** begin MATERIAL PROVIDED **

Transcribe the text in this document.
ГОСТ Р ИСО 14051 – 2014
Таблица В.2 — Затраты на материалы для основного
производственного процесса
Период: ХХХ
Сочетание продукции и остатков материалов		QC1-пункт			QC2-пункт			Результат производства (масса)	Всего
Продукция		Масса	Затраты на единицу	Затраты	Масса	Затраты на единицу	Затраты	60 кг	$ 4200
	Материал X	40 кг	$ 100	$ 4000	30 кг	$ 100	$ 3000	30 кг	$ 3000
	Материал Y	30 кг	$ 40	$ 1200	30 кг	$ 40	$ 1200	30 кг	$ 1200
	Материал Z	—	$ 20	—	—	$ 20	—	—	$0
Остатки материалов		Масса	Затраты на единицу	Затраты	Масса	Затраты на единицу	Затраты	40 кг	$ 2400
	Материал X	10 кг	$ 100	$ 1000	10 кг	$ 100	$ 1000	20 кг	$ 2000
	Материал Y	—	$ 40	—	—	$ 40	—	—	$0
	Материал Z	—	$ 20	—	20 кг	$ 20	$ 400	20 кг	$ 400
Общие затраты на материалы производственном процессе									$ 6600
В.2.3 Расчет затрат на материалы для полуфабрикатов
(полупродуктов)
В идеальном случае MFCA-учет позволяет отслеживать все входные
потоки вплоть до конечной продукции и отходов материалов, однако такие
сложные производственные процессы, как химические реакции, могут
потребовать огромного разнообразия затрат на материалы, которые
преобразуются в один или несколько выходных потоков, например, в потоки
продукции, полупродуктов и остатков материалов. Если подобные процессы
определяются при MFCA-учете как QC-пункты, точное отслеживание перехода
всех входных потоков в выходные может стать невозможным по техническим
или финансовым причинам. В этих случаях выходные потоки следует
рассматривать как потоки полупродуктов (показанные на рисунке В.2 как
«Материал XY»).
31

** end MATERIAL PROVIDED **

• INSTRUCTIONS FOR THE TASK: Scan the material and collect every line that contains "остатков".

• WORKED ANSWER:
Сочетание продукции и остатков материалов		QC1-пункт			QC2-пункт			Результат производства (масса)	Всего
продукции, полупродуктов и остатков материалов. Если подобные процессы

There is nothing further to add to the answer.